■ Objective ■
Lift out all lines below that contain "time".

■ Stored records ■
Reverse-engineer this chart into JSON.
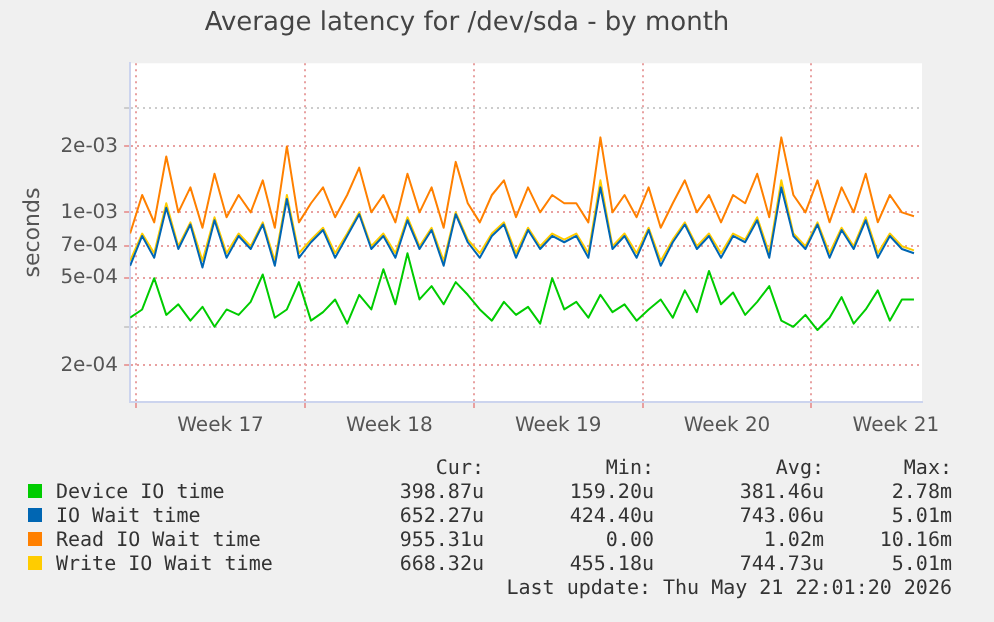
{
  "chart_data": {
    "type": "line",
    "title": "Average latency for /dev/sda - by month",
    "ylabel": "seconds",
    "log": true,
    "grid": true,
    "legend": "bottom",
    "marker": "none",
    "line_style": "solid",
    "x": [
      "2026-04-19T18:00",
      "2026-04-20T06:00",
      "2026-04-20T18:00",
      "2026-04-21T06:00",
      "2026-04-21T18:00",
      "2026-04-22T06:00",
      "2026-04-22T18:00",
      "2026-04-23T06:00",
      "2026-04-23T18:00",
      "2026-04-24T06:00",
      "2026-04-24T18:00",
      "2026-04-25T06:00",
      "2026-04-25T18:00",
      "2026-04-26T06:00",
      "2026-04-26T18:00",
      "2026-04-27T06:00",
      "2026-04-27T18:00",
      "2026-04-28T06:00",
      "2026-04-28T18:00",
      "2026-04-29T06:00",
      "2026-04-29T18:00",
      "2026-04-30T06:00",
      "2026-04-30T18:00",
      "2026-05-01T06:00",
      "2026-05-01T18:00",
      "2026-05-02T06:00",
      "2026-05-02T18:00",
      "2026-05-03T06:00",
      "2026-05-03T18:00",
      "2026-05-04T06:00",
      "2026-05-04T18:00",
      "2026-05-05T06:00",
      "2026-05-05T18:00",
      "2026-05-06T06:00",
      "2026-05-06T18:00",
      "2026-05-07T06:00",
      "2026-05-07T18:00",
      "2026-05-08T06:00",
      "2026-05-08T18:00",
      "2026-05-09T06:00",
      "2026-05-09T18:00",
      "2026-05-10T06:00",
      "2026-05-10T18:00",
      "2026-05-11T06:00",
      "2026-05-11T18:00",
      "2026-05-12T06:00",
      "2026-05-12T18:00",
      "2026-05-13T06:00",
      "2026-05-13T18:00",
      "2026-05-14T06:00",
      "2026-05-14T18:00",
      "2026-05-15T06:00",
      "2026-05-15T18:00",
      "2026-05-16T06:00",
      "2026-05-16T18:00",
      "2026-05-17T06:00",
      "2026-05-17T18:00",
      "2026-05-18T06:00",
      "2026-05-18T18:00",
      "2026-05-19T06:00",
      "2026-05-19T18:00",
      "2026-05-20T06:00",
      "2026-05-20T18:00",
      "2026-05-21T06:00",
      "2026-05-21T18:00",
      "2026-05-22T06:00"
    ],
    "xlim": [
      "2026-04-19T18:00",
      "2026-05-22T14:00"
    ],
    "xticks": [
      {
        "value": "2026-04-20",
        "label": null
      },
      {
        "value": "2026-04-23T12:00",
        "label": "Week 17"
      },
      {
        "value": "2026-04-27",
        "label": null
      },
      {
        "value": "2026-04-30T12:00",
        "label": "Week 18"
      },
      {
        "value": "2026-05-04",
        "label": null
      },
      {
        "value": "2026-05-07T12:00",
        "label": "Week 19"
      },
      {
        "value": "2026-05-11",
        "label": null
      },
      {
        "value": "2026-05-14T12:00",
        "label": "Week 20"
      },
      {
        "value": "2026-05-18",
        "label": null
      },
      {
        "value": "2026-05-21T12:00",
        "label": "Week 21"
      }
    ],
    "ylim": [
      0.000136,
      0.0048
    ],
    "yticks": [
      {
        "value": 0.0002,
        "label": "2e-04"
      },
      {
        "value": 0.0003,
        "label": null
      },
      {
        "value": 0.0005,
        "label": "5e-04"
      },
      {
        "value": 0.0007,
        "label": "7e-04"
      },
      {
        "value": 0.001,
        "label": "1e-03"
      },
      {
        "value": 0.002,
        "label": "2e-03"
      },
      {
        "value": 0.003,
        "label": null
      }
    ],
    "series": [
      {
        "name": "Device IO time",
        "color": "#00cc00",
        "values": [
          0.00033,
          0.00036,
          0.0005,
          0.00034,
          0.00038,
          0.00032,
          0.00037,
          0.0003,
          0.00036,
          0.00034,
          0.00039,
          0.00052,
          0.00033,
          0.00036,
          0.00048,
          0.00032,
          0.00035,
          0.0004,
          0.00031,
          0.00042,
          0.00036,
          0.00055,
          0.00038,
          0.00065,
          0.0004,
          0.00046,
          0.00038,
          0.00048,
          0.00042,
          0.00036,
          0.00032,
          0.00039,
          0.00034,
          0.00037,
          0.00031,
          0.0005,
          0.00036,
          0.00039,
          0.00033,
          0.00042,
          0.00035,
          0.00038,
          0.00032,
          0.00036,
          0.0004,
          0.00033,
          0.00044,
          0.00035,
          0.00054,
          0.00038,
          0.00043,
          0.00034,
          0.00039,
          0.00046,
          0.00032,
          0.0003,
          0.00034,
          0.00029,
          0.00033,
          0.00041,
          0.00031,
          0.00036,
          0.00044,
          0.00032,
          0.0004,
          0.0004
        ]
      },
      {
        "name": "IO Wait time",
        "color": "#0066b3",
        "values": [
          0.00057,
          0.00078,
          0.00062,
          0.00105,
          0.00068,
          0.00088,
          0.00056,
          0.00092,
          0.00062,
          0.00078,
          0.00068,
          0.00088,
          0.00057,
          0.00115,
          0.00062,
          0.00073,
          0.00083,
          0.00062,
          0.00078,
          0.00098,
          0.00068,
          0.00078,
          0.00062,
          0.00092,
          0.00068,
          0.00083,
          0.00057,
          0.00098,
          0.00073,
          0.00062,
          0.00078,
          0.00088,
          0.00062,
          0.00083,
          0.00068,
          0.00078,
          0.00073,
          0.00078,
          0.00062,
          0.0013,
          0.00068,
          0.00078,
          0.00062,
          0.00083,
          0.00057,
          0.00073,
          0.00088,
          0.00068,
          0.00078,
          0.00062,
          0.00078,
          0.00073,
          0.00092,
          0.00062,
          0.0013,
          0.00078,
          0.00068,
          0.00088,
          0.00062,
          0.00083,
          0.00068,
          0.00092,
          0.00062,
          0.00078,
          0.00068,
          0.00065
        ]
      },
      {
        "name": "Read IO Wait time",
        "color": "#ff8000",
        "values": [
          0.0008,
          0.0012,
          0.0009,
          0.0018,
          0.001,
          0.0013,
          0.00085,
          0.0015,
          0.00095,
          0.0012,
          0.001,
          0.0014,
          0.00085,
          0.002,
          0.0009,
          0.0011,
          0.0013,
          0.00095,
          0.0012,
          0.0016,
          0.001,
          0.0012,
          0.0009,
          0.0015,
          0.001,
          0.0013,
          0.00085,
          0.0017,
          0.0011,
          0.0009,
          0.0012,
          0.0014,
          0.00095,
          0.0013,
          0.001,
          0.0012,
          0.0011,
          0.0011,
          0.0009,
          0.0022,
          0.001,
          0.0012,
          0.00095,
          0.0013,
          0.00085,
          0.0011,
          0.0014,
          0.001,
          0.0012,
          0.0009,
          0.0012,
          0.0011,
          0.0015,
          0.00095,
          0.0022,
          0.0012,
          0.001,
          0.0014,
          0.0009,
          0.0013,
          0.001,
          0.0015,
          0.0009,
          0.0012,
          0.001,
          0.00096
        ]
      },
      {
        "name": "Write IO Wait time",
        "color": "#ffcc00",
        "values": [
          0.0006,
          0.0008,
          0.00065,
          0.0011,
          0.0007,
          0.0009,
          0.0006,
          0.00095,
          0.00065,
          0.0008,
          0.0007,
          0.0009,
          0.0006,
          0.0012,
          0.00065,
          0.00075,
          0.00085,
          0.00065,
          0.0008,
          0.001,
          0.0007,
          0.0008,
          0.00065,
          0.00095,
          0.0007,
          0.00085,
          0.0006,
          0.001,
          0.00075,
          0.00065,
          0.0008,
          0.0009,
          0.00065,
          0.00085,
          0.0007,
          0.0008,
          0.00075,
          0.0008,
          0.00065,
          0.0014,
          0.0007,
          0.0008,
          0.00065,
          0.00085,
          0.0006,
          0.00075,
          0.0009,
          0.0007,
          0.0008,
          0.00065,
          0.0008,
          0.00075,
          0.00095,
          0.00065,
          0.0014,
          0.0008,
          0.0007,
          0.0009,
          0.00065,
          0.00085,
          0.0007,
          0.00095,
          0.00065,
          0.0008,
          0.0007,
          0.00067
        ]
      }
    ],
    "annotations": [
      "Cur:",
      "Min:",
      "Avg:",
      "Max:",
      "398.87u",
      "159.20u",
      "381.46u",
      "2.78m",
      "652.27u",
      "424.40u",
      "743.06u",
      "5.01m",
      "955.31u",
      "0.00",
      "1.02m",
      "10.16m",
      "668.32u",
      "455.18u",
      "744.73u",
      "5.01m",
      "Last update: Thu May 21 22:01:20 2026"
    ]
  }
}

■ Reply to the exercise ■
        "name": "Device IO time",
        "name": "IO Wait time",
        "name": "Read IO Wait time",
        "name": "Write IO Wait time",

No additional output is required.